Exercise directions: Look through the records below, and copy out every line that holds the string "Tammy".

— start Data entries —

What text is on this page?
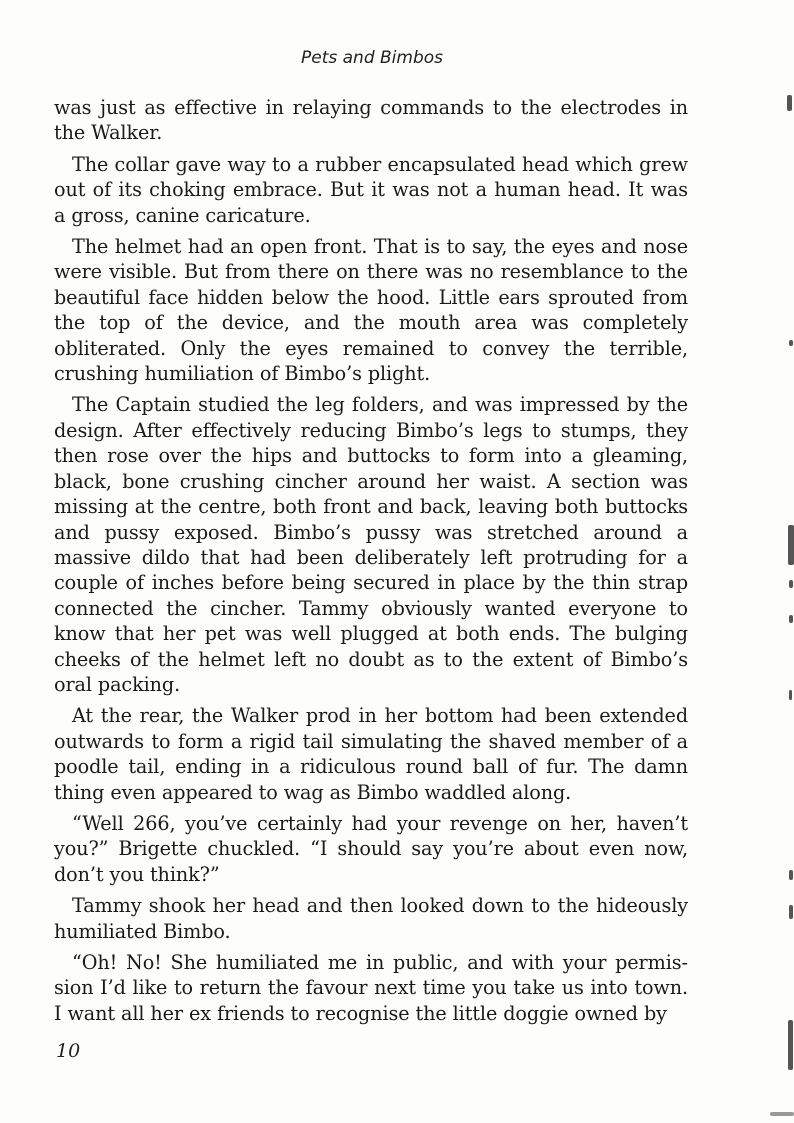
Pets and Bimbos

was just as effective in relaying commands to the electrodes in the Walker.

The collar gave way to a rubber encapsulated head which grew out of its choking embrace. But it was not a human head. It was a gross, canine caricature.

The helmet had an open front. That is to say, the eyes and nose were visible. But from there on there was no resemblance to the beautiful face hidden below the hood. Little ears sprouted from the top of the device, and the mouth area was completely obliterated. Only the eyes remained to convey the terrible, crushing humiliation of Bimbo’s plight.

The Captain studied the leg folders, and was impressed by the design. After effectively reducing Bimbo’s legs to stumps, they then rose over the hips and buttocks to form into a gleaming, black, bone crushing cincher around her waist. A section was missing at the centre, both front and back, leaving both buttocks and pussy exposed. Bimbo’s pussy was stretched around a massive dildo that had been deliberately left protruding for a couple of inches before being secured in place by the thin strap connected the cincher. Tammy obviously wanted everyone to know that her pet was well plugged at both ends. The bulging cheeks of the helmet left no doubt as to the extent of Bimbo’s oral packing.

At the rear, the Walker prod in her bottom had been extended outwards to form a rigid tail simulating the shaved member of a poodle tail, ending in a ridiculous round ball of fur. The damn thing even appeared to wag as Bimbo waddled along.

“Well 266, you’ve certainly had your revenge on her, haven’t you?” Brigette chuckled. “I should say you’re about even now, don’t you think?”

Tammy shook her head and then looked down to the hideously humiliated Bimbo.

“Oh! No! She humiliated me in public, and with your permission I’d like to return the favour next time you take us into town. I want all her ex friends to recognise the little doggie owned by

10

— end Data entries —

Finished task:
The Captain studied the leg folders, and was impressed by the design. After effectively reducing Bimbo’s legs to stumps, they then rose over the hips and buttocks to form into a gleaming, black, bone crushing cincher around her waist. A section was missing at the centre, both front and back, leaving both buttocks and pussy exposed. Bimbo’s pussy was stretched around a massive dildo that had been deliberately left protruding for a couple of inches before being secured in place by the thin strap connected the cincher. Tammy obviously wanted everyone to know that her pet was well plugged at both ends. The bulging cheeks of the helmet left no doubt as to the extent of Bimbo’s oral packing.
Tammy shook her head and then looked down to the hideously humiliated Bimbo.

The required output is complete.